What number of lines hold the word "making"? State that number and nothing besides.

---------- Rows

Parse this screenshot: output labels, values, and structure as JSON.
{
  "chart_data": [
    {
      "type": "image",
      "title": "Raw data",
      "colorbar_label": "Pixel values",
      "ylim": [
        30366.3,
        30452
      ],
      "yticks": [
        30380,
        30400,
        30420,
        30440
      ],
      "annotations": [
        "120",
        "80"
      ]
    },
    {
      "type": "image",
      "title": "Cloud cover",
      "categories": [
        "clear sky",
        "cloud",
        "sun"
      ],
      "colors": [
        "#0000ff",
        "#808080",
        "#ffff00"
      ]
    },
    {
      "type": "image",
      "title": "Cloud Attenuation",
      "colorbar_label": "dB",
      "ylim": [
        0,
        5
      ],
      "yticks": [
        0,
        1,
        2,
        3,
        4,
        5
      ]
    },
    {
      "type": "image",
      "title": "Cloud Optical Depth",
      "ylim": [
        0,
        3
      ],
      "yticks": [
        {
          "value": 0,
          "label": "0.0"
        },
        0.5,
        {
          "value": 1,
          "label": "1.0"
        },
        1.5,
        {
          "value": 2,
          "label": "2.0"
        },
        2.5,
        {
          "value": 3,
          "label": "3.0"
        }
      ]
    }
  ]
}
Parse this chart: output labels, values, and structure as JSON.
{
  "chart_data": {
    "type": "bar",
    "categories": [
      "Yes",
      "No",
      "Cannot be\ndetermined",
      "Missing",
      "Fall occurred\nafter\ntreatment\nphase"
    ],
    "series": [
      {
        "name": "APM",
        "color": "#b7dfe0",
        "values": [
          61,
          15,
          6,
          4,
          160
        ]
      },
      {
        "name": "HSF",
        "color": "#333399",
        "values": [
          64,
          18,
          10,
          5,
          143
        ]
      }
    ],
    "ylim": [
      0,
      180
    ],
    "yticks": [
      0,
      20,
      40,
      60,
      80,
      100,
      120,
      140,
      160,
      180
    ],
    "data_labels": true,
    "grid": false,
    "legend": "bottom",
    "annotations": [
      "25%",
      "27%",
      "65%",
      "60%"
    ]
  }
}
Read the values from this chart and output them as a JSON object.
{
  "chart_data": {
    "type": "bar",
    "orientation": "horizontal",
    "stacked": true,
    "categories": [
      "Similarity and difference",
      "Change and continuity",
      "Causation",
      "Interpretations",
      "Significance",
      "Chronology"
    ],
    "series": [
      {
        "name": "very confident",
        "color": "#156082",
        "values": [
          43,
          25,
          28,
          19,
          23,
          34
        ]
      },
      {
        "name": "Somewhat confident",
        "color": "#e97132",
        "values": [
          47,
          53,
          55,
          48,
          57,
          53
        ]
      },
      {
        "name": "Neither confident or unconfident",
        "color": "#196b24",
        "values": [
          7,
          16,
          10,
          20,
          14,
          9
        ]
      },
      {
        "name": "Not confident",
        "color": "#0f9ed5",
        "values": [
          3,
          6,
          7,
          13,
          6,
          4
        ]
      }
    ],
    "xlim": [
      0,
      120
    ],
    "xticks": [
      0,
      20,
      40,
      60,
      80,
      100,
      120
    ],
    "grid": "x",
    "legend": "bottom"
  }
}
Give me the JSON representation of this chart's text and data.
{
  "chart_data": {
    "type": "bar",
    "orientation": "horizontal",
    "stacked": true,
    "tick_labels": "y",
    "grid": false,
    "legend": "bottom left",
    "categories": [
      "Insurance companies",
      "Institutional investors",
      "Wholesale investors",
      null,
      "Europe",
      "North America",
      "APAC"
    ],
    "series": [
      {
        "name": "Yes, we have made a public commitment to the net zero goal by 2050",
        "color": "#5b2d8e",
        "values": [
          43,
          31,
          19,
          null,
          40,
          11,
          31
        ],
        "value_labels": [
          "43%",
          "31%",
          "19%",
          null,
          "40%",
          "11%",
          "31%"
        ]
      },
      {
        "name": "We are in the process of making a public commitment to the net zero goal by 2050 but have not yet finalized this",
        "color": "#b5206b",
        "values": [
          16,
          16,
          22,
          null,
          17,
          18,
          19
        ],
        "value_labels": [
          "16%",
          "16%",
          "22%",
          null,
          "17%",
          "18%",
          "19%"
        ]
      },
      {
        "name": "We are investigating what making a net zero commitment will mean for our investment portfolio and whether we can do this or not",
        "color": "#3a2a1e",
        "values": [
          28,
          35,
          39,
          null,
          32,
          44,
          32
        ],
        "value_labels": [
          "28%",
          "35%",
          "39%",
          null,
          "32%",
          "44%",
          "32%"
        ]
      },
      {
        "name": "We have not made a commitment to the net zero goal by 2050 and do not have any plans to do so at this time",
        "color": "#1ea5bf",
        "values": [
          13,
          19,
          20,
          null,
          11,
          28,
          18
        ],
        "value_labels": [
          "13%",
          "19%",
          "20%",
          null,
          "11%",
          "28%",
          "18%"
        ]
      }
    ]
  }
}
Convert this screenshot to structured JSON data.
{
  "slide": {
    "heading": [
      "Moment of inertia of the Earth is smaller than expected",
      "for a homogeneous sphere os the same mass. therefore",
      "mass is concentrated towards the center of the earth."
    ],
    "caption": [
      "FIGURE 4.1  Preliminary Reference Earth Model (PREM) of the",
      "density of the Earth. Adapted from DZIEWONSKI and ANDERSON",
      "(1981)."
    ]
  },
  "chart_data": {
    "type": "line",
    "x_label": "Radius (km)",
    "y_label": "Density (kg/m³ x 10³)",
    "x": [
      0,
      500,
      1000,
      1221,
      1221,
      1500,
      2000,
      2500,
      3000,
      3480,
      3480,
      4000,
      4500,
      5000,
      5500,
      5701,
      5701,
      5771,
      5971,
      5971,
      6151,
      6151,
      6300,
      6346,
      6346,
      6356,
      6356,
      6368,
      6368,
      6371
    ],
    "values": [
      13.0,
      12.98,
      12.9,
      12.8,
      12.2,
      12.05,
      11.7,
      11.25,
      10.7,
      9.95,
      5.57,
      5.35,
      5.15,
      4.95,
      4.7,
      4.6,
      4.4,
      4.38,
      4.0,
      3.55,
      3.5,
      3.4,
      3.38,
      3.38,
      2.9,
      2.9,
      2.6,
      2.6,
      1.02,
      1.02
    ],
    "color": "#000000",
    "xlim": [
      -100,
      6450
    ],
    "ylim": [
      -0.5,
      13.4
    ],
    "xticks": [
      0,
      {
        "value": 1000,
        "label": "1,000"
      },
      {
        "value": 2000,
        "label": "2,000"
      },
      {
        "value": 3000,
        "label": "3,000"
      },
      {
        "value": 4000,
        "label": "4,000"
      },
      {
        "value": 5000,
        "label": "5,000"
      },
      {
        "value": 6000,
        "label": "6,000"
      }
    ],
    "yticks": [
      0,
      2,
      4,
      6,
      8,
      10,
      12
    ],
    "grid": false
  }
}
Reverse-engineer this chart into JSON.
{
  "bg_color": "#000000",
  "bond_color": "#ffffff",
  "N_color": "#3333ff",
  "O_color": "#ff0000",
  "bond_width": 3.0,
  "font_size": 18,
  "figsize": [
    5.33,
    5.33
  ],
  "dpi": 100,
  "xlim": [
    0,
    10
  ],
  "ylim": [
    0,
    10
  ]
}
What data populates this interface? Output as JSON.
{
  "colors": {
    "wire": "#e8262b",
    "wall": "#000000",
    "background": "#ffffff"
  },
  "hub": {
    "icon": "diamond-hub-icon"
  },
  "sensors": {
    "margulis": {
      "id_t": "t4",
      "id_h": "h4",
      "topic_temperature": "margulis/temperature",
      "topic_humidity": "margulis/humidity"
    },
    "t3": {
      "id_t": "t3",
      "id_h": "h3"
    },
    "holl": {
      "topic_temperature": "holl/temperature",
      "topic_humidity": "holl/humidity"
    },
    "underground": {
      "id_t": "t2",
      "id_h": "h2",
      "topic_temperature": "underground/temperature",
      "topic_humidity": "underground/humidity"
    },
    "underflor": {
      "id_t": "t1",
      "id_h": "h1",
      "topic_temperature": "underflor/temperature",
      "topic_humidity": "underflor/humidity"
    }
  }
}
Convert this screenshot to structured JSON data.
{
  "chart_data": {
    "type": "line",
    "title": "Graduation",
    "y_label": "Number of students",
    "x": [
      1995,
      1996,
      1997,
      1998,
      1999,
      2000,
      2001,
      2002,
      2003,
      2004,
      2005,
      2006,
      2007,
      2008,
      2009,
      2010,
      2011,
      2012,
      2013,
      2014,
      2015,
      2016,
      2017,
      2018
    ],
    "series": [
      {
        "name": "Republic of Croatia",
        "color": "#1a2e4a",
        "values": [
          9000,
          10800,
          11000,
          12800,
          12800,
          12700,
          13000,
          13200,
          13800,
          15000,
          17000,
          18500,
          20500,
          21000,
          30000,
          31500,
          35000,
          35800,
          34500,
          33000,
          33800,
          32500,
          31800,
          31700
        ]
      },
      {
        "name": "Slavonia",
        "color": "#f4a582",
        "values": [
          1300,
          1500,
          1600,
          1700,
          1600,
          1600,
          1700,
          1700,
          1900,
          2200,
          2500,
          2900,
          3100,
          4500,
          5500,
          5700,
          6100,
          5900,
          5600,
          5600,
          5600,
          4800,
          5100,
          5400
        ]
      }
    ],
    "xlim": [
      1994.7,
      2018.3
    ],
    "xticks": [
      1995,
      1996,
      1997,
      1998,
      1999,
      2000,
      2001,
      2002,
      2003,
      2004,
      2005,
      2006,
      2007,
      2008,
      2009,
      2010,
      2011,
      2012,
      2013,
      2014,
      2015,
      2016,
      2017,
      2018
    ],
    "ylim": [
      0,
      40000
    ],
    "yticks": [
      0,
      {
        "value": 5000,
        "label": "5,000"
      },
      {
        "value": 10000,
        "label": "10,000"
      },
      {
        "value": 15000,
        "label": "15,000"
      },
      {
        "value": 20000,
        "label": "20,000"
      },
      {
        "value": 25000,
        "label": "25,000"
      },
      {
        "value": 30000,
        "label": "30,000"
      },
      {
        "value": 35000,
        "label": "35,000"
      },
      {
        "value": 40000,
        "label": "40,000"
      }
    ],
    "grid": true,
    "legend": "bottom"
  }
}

--------------------

(Solution for this problem):
2